**Aim**
From the listing below, pull out every line where the string "Groove" appears.

**Material for the task**
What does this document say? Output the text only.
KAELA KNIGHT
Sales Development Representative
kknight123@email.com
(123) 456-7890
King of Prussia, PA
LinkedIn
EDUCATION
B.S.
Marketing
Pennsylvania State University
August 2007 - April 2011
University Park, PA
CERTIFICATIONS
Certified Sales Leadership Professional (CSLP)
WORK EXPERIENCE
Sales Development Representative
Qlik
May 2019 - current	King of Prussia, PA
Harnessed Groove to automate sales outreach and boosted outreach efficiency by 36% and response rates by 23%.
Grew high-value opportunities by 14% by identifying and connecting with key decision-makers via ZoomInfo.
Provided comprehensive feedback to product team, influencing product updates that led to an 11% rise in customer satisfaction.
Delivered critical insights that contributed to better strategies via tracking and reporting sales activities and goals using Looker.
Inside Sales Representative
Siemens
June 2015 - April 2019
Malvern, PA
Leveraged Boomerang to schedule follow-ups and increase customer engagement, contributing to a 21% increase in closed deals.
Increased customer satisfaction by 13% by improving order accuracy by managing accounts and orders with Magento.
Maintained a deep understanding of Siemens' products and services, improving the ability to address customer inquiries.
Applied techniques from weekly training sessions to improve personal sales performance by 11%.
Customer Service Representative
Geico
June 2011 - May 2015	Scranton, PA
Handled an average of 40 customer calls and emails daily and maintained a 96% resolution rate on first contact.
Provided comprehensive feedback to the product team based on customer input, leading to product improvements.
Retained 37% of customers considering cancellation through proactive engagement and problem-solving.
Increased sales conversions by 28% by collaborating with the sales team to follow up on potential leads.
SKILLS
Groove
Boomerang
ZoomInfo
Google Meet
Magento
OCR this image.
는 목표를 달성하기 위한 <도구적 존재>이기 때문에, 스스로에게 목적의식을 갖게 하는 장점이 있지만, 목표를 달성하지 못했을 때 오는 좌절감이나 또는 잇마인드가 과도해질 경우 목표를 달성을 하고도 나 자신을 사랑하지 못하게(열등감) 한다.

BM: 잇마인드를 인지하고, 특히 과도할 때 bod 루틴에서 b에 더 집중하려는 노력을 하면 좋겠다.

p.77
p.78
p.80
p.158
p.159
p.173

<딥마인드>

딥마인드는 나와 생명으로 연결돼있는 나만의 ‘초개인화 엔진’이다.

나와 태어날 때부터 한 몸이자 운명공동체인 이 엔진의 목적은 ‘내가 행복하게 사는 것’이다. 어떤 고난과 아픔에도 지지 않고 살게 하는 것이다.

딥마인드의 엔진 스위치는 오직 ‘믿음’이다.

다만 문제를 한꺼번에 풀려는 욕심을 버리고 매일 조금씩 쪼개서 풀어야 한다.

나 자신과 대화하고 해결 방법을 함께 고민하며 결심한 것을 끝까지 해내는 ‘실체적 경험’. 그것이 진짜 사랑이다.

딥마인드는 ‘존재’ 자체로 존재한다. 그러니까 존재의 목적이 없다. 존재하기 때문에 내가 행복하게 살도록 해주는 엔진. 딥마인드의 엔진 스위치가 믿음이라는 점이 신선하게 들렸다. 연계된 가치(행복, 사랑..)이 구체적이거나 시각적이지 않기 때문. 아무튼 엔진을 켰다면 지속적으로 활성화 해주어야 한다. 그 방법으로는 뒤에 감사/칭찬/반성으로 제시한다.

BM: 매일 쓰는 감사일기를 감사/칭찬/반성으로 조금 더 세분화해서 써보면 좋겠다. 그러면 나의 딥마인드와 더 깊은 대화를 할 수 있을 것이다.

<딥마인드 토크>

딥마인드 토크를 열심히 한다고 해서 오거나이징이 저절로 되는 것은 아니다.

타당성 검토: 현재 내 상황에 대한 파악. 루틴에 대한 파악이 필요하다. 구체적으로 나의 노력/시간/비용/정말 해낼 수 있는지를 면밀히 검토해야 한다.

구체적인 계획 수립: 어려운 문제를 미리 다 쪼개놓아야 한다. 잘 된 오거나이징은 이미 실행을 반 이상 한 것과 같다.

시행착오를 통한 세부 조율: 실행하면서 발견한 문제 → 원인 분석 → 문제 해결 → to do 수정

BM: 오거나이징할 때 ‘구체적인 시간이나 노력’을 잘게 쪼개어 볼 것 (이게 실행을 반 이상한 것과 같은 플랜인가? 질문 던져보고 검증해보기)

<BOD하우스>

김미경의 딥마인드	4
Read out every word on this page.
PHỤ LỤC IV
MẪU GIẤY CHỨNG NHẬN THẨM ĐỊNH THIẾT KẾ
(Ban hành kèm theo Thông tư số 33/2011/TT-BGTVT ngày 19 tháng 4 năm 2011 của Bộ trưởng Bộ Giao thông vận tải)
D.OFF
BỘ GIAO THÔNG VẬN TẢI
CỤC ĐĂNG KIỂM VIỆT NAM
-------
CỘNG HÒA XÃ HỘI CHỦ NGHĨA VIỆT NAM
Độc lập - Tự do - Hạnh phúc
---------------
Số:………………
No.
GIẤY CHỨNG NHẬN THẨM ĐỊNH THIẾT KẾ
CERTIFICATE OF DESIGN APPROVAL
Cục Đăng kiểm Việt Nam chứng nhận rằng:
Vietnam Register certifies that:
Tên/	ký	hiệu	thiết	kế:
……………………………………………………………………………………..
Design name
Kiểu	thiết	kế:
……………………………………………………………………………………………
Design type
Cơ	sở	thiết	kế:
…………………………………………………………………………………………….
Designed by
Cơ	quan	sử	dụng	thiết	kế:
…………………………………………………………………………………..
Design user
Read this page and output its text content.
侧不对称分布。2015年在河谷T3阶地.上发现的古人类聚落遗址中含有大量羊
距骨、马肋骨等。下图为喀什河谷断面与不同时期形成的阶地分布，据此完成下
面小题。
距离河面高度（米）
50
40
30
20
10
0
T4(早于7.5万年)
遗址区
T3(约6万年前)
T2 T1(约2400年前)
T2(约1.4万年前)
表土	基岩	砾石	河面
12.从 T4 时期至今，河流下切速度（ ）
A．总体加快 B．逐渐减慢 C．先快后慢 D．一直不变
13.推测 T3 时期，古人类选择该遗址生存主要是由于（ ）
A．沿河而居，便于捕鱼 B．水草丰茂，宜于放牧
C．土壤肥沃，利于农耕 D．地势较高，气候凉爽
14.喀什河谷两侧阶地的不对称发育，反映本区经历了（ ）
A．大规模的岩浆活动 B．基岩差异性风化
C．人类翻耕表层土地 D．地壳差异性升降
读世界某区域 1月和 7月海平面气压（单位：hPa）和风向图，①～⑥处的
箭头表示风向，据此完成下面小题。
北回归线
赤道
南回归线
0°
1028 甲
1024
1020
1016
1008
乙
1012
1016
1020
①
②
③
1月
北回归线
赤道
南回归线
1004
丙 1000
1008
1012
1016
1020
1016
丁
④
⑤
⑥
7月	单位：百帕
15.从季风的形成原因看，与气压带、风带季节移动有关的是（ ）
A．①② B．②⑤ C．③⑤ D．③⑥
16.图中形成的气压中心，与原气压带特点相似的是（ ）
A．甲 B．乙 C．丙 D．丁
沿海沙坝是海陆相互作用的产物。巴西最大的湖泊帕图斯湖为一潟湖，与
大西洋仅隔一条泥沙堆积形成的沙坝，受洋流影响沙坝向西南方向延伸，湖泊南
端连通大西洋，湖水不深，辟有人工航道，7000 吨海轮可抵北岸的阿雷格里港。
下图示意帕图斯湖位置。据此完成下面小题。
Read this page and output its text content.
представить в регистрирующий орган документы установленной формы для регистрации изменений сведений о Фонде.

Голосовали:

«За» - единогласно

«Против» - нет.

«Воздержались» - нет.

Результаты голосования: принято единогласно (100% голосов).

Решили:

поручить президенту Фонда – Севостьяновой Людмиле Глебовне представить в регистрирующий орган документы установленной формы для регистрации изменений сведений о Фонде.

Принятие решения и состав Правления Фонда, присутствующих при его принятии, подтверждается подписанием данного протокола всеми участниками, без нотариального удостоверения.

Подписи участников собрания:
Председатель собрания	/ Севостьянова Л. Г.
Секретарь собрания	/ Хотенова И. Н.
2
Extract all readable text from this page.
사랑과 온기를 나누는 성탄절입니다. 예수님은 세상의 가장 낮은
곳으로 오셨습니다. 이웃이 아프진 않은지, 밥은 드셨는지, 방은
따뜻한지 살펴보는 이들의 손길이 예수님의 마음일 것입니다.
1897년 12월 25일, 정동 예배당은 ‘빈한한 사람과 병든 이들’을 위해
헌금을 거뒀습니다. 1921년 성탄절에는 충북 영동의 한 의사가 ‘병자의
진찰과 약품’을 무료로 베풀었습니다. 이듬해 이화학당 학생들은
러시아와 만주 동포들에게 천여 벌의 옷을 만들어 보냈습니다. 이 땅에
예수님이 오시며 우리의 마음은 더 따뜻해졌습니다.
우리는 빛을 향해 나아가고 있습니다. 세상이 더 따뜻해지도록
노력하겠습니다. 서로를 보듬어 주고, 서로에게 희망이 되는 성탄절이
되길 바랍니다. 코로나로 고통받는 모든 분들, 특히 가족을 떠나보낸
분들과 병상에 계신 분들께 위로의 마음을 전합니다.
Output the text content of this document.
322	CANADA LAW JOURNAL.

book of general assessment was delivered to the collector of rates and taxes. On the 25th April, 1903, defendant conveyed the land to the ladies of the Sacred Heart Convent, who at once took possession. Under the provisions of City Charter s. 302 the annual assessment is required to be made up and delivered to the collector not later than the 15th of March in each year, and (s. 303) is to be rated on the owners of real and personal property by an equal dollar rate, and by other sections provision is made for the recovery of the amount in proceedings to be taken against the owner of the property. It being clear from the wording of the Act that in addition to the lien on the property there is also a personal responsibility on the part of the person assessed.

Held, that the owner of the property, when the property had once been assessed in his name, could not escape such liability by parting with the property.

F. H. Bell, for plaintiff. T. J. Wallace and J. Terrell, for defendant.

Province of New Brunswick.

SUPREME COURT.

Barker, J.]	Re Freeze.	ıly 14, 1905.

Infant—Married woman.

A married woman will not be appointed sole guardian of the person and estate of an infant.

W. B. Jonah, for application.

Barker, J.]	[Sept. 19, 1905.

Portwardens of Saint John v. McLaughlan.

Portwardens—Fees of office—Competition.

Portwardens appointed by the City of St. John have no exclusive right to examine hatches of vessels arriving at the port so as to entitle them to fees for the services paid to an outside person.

**Result**
Harnessed Groove to automate sales outreach and boosted outreach efficiency by 36% and response rates by 23%.
Groove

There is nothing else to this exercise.